# Direction:
Count how many lines contain "this" and reply with that number only.

# Records supplied:
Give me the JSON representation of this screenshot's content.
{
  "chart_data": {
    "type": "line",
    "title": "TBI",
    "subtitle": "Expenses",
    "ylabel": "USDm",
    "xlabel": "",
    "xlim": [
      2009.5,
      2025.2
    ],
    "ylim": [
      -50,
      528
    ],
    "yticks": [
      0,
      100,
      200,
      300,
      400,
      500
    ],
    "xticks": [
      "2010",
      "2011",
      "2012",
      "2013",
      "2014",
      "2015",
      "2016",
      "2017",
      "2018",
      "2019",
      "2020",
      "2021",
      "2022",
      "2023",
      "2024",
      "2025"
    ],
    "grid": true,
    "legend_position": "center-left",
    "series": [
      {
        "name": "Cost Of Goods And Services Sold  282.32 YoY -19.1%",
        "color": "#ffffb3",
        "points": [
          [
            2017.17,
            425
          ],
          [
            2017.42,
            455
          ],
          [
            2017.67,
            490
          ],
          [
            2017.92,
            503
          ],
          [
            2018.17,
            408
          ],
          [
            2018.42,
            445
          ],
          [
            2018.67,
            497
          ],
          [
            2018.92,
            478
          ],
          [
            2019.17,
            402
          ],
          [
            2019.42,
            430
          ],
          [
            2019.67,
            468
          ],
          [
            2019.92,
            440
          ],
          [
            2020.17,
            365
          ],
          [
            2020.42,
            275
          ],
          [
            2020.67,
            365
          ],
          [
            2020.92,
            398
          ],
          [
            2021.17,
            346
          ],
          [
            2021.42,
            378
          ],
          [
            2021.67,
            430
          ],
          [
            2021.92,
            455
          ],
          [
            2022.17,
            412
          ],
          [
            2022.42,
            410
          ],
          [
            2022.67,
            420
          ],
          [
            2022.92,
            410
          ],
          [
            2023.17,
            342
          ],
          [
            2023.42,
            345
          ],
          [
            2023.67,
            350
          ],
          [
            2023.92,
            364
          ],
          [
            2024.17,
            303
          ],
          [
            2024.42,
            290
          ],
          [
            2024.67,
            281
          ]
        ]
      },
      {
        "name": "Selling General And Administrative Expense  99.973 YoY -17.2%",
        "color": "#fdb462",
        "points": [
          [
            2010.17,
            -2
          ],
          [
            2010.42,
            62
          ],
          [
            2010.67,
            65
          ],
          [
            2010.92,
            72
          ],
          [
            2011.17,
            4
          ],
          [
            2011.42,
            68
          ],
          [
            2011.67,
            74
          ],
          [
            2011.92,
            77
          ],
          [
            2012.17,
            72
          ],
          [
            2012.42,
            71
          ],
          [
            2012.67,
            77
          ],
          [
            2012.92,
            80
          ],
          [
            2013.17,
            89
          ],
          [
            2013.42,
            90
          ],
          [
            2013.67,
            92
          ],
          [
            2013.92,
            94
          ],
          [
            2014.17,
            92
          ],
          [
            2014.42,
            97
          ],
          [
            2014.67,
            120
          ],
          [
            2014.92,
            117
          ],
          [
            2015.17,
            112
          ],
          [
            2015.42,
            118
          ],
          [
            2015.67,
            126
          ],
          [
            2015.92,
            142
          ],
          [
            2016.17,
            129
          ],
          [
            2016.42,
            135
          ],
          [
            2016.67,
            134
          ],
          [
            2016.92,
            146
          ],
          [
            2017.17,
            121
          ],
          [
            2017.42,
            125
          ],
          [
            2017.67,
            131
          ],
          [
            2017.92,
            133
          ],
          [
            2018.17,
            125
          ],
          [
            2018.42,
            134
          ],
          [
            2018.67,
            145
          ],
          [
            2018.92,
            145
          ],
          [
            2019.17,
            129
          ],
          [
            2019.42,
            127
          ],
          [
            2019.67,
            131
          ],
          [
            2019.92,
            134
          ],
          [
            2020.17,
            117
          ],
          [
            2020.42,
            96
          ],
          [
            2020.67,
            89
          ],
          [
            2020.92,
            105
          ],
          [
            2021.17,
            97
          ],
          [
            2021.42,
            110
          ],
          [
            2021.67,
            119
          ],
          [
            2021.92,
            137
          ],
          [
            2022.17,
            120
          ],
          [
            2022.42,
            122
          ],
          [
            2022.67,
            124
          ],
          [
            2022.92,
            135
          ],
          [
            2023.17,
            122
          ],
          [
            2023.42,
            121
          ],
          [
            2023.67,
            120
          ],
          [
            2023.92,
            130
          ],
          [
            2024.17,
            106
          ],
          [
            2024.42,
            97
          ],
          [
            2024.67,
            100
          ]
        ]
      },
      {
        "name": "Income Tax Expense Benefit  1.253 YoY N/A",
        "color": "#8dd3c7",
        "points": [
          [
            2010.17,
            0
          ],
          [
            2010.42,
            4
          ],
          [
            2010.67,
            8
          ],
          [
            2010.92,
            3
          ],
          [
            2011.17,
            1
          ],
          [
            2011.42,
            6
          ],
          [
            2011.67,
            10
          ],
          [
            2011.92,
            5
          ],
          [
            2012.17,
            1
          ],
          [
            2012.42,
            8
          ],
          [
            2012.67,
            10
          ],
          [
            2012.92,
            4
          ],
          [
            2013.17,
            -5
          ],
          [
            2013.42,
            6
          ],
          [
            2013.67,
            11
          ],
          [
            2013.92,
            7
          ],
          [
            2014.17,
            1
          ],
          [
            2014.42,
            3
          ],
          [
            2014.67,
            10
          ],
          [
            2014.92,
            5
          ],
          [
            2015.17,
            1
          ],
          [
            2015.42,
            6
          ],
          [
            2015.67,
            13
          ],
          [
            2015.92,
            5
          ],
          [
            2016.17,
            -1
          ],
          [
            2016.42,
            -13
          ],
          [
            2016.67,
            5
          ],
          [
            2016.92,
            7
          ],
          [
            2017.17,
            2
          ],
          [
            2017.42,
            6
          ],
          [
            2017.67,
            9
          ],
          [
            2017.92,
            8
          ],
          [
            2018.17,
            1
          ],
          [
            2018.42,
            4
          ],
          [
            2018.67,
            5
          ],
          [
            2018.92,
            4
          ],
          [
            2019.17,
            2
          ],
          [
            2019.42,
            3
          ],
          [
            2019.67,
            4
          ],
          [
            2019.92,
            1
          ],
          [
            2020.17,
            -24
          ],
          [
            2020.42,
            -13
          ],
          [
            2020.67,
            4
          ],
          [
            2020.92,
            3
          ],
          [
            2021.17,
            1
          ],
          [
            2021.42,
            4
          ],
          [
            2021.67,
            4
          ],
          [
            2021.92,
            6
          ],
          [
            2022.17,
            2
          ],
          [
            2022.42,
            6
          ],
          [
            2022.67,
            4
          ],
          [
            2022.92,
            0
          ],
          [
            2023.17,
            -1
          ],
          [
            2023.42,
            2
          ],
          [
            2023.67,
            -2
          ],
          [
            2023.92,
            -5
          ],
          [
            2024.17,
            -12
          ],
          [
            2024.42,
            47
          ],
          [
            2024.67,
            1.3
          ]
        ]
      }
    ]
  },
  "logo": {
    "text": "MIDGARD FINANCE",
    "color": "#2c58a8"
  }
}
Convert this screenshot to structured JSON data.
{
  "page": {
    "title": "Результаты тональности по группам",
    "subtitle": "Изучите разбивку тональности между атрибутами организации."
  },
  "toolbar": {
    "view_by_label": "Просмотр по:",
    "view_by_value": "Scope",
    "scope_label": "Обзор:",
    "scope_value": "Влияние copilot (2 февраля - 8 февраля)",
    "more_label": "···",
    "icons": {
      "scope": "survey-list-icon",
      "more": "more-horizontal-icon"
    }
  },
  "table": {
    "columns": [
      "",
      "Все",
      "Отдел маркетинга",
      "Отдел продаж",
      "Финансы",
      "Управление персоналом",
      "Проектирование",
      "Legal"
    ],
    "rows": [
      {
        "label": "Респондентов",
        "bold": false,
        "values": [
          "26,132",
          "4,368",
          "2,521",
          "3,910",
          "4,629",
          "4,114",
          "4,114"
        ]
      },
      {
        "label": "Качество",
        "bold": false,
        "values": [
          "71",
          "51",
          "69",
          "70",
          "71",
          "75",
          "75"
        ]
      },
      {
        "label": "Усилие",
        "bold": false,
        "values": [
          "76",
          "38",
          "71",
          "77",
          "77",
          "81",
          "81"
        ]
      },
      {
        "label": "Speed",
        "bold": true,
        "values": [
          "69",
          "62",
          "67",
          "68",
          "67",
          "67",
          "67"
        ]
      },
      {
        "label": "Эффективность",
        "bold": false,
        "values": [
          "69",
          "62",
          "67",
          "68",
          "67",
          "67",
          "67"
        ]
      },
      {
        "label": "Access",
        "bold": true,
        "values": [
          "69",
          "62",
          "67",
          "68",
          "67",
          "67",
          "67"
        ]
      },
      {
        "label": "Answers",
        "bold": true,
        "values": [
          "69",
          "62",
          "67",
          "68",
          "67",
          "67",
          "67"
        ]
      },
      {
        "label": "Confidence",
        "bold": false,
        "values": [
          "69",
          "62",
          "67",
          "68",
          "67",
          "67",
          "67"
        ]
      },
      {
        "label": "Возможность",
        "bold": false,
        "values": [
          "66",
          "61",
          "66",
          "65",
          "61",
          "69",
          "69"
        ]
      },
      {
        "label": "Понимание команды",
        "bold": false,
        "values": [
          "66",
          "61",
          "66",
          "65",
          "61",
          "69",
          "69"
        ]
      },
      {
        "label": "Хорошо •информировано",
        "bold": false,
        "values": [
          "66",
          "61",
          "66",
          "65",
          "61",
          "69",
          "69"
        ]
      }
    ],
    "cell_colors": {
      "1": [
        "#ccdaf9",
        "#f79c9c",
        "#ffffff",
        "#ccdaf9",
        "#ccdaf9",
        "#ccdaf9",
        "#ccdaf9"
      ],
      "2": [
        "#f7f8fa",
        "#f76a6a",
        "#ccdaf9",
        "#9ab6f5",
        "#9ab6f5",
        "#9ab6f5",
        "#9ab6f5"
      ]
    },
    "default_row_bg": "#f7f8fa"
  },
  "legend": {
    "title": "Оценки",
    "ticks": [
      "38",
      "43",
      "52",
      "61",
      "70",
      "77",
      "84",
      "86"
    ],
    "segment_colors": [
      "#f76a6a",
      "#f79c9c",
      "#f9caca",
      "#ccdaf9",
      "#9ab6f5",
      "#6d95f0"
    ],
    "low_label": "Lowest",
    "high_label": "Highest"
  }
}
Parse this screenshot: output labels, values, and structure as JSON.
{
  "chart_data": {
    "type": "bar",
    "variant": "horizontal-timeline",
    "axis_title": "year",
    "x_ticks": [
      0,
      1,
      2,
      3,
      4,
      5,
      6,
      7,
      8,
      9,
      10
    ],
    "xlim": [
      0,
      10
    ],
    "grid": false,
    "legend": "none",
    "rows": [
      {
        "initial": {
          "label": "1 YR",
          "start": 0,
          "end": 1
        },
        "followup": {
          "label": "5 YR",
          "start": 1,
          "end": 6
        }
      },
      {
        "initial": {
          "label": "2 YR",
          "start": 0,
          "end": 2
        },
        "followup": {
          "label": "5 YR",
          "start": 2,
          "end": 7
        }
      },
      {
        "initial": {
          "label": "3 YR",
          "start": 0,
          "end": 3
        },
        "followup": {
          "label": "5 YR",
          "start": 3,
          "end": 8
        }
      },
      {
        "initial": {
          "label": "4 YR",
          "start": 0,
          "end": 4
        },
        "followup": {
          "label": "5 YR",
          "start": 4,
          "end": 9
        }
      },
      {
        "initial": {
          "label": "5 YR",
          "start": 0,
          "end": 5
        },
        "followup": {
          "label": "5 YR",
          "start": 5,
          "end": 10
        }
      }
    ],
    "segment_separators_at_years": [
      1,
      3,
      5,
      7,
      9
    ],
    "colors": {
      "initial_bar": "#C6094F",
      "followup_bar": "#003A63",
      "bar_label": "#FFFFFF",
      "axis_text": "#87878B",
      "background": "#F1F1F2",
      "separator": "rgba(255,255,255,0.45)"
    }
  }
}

# Solved exercise:
3